▶ [Task objective]: Transcribe every line exactly and omit anything that is a picture.

[start]

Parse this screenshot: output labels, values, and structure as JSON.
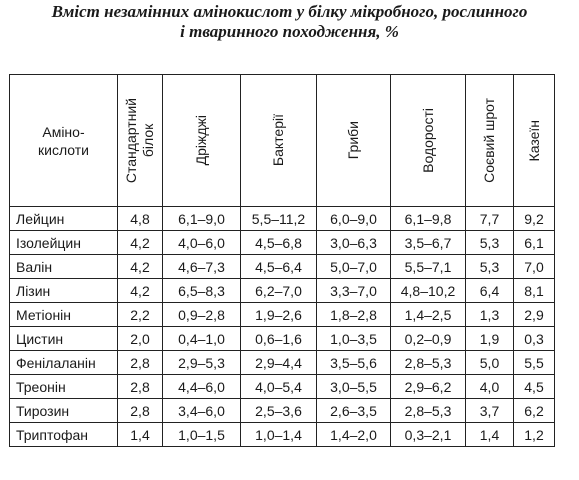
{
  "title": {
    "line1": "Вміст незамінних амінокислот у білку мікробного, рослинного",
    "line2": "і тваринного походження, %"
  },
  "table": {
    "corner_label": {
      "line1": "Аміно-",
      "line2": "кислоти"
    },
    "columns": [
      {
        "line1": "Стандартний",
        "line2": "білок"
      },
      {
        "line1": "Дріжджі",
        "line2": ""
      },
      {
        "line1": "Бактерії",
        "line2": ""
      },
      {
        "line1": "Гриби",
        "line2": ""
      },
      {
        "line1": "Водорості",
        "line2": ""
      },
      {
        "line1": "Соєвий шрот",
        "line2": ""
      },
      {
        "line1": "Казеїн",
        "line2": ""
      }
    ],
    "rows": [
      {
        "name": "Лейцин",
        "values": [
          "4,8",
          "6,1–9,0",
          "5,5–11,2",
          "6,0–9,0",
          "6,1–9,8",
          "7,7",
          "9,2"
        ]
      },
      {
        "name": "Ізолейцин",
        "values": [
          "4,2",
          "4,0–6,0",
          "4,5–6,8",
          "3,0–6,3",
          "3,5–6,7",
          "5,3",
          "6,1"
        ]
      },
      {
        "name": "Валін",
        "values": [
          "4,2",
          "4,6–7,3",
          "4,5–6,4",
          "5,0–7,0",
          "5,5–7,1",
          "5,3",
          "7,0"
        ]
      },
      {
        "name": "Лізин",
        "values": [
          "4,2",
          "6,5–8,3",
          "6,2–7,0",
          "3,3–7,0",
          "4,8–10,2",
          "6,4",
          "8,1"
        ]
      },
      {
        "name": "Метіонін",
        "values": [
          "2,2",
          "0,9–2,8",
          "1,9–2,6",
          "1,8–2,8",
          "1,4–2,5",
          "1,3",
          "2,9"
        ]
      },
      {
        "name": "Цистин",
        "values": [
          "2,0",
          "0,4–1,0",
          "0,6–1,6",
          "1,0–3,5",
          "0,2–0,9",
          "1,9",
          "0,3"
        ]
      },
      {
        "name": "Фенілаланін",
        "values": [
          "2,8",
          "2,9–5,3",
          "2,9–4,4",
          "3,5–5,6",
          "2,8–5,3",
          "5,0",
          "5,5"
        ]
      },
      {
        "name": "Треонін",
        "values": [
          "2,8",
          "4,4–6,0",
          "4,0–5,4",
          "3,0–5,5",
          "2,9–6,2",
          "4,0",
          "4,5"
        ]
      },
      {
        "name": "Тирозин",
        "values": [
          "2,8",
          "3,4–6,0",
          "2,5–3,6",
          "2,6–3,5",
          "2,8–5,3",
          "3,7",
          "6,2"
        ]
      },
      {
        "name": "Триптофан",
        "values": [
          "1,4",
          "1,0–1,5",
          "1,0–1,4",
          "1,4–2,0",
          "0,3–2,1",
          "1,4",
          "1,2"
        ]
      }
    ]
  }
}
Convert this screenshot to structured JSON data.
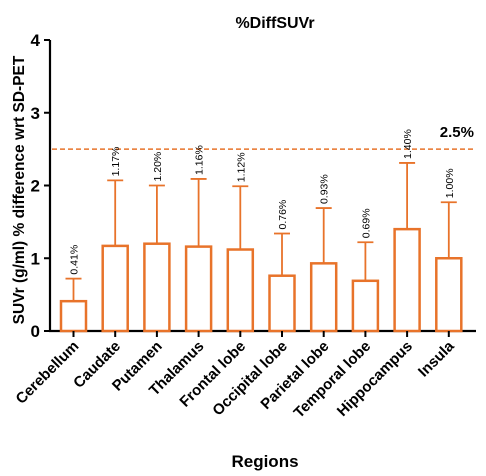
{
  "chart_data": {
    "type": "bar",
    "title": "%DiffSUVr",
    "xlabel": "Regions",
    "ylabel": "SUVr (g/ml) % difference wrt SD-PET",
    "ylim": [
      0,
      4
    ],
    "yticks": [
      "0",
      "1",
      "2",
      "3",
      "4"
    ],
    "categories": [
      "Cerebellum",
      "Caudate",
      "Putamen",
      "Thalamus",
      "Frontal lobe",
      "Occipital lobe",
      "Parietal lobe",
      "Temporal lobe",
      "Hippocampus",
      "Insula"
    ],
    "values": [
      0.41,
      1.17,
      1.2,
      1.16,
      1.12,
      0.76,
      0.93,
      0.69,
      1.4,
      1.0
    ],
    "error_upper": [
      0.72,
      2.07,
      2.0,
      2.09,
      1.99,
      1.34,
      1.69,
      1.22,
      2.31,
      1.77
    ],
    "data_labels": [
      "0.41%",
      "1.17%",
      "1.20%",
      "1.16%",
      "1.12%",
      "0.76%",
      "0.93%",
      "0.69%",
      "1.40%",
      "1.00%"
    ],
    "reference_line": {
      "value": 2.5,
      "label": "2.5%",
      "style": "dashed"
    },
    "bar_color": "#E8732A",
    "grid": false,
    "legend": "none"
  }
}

[end]

▶ [Output of the task]:
Parse this screenshot: output labels, values, and structure as JSON.
{
  "title": {
    "line1": "Вміст незамінних амінокислот у білку мікробного, рослинного",
    "line2": "і тваринного походження, %"
  },
  "table": {
    "corner_label": {
      "line1": "Аміно-",
      "line2": "кислоти"
    },
    "columns": [
      {
        "line1": "Стандартний",
        "line2": "білок"
      },
      {
        "line1": "Дріжджі",
        "line2": ""
      },
      {
        "line1": "Бактерії",
        "line2": ""
      },
      {
        "line1": "Гриби",
        "line2": ""
      },
      {
        "line1": "Водорості",
        "line2": ""
      },
      {
        "line1": "Соєвий шрот",
        "line2": ""
      },
      {
        "line1": "Казеїн",
        "line2": ""
      }
    ],
    "rows": [
      {
        "name": "Лейцин",
        "values": [
          "4,8",
          "6,1–9,0",
          "5,5–11,2",
          "6,0–9,0",
          "6,1–9,8",
          "7,7",
          "9,2"
        ]
      },
      {
        "name": "Ізолейцин",
        "values": [
          "4,2",
          "4,0–6,0",
          "4,5–6,8",
          "3,0–6,3",
          "3,5–6,7",
          "5,3",
          "6,1"
        ]
      },
      {
        "name": "Валін",
        "values": [
          "4,2",
          "4,6–7,3",
          "4,5–6,4",
          "5,0–7,0",
          "5,5–7,1",
          "5,3",
          "7,0"
        ]
      },
      {
        "name": "Лізин",
        "values": [
          "4,2",
          "6,5–8,3",
          "6,2–7,0",
          "3,3–7,0",
          "4,8–10,2",
          "6,4",
          "8,1"
        ]
      },
      {
        "name": "Метіонін",
        "values": [
          "2,2",
          "0,9–2,8",
          "1,9–2,6",
          "1,8–2,8",
          "1,4–2,5",
          "1,3",
          "2,9"
        ]
      },
      {
        "name": "Цистин",
        "values": [
          "2,0",
          "0,4–1,0",
          "0,6–1,6",
          "1,0–3,5",
          "0,2–0,9",
          "1,9",
          "0,3"
        ]
      },
      {
        "name": "Фенілаланін",
        "values": [
          "2,8",
          "2,9–5,3",
          "2,9–4,4",
          "3,5–5,6",
          "2,8–5,3",
          "5,0",
          "5,5"
        ]
      },
      {
        "name": "Треонін",
        "values": [
          "2,8",
          "4,4–6,0",
          "4,0–5,4",
          "3,0–5,5",
          "2,9–6,2",
          "4,0",
          "4,5"
        ]
      },
      {
        "name": "Тирозин",
        "values": [
          "2,8",
          "3,4–6,0",
          "2,5–3,6",
          "2,6–3,5",
          "2,8–5,3",
          "3,7",
          "6,2"
        ]
      },
      {
        "name": "Триптофан",
        "values": [
          "1,4",
          "1,0–1,5",
          "1,0–1,4",
          "1,4–2,0",
          "0,3–2,1",
          "1,4",
          "1,2"
        ]
      }
    ]
  }
}
Convert this screenshot to structured JSON data.
{
  "chart_data": {
    "type": "bar",
    "title": "%DiffSUVr",
    "xlabel": "Regions",
    "ylabel": "SUVr (g/ml) % difference wrt SD-PET",
    "ylim": [
      0,
      4
    ],
    "yticks": [
      "0",
      "1",
      "2",
      "3",
      "4"
    ],
    "categories": [
      "Cerebellum",
      "Caudate",
      "Putamen",
      "Thalamus",
      "Frontal lobe",
      "Occipital lobe",
      "Parietal lobe",
      "Temporal lobe",
      "Hippocampus",
      "Insula"
    ],
    "values": [
      0.41,
      1.17,
      1.2,
      1.16,
      1.12,
      0.76,
      0.93,
      0.69,
      1.4,
      1.0
    ],
    "error_upper": [
      0.72,
      2.07,
      2.0,
      2.09,
      1.99,
      1.34,
      1.69,
      1.22,
      2.31,
      1.77
    ],
    "data_labels": [
      "0.41%",
      "1.17%",
      "1.20%",
      "1.16%",
      "1.12%",
      "0.76%",
      "0.93%",
      "0.69%",
      "1.40%",
      "1.00%"
    ],
    "reference_line": {
      "value": 2.5,
      "label": "2.5%",
      "style": "dashed"
    },
    "bar_color": "#E8732A",
    "grid": false,
    "legend": "none"
  }
}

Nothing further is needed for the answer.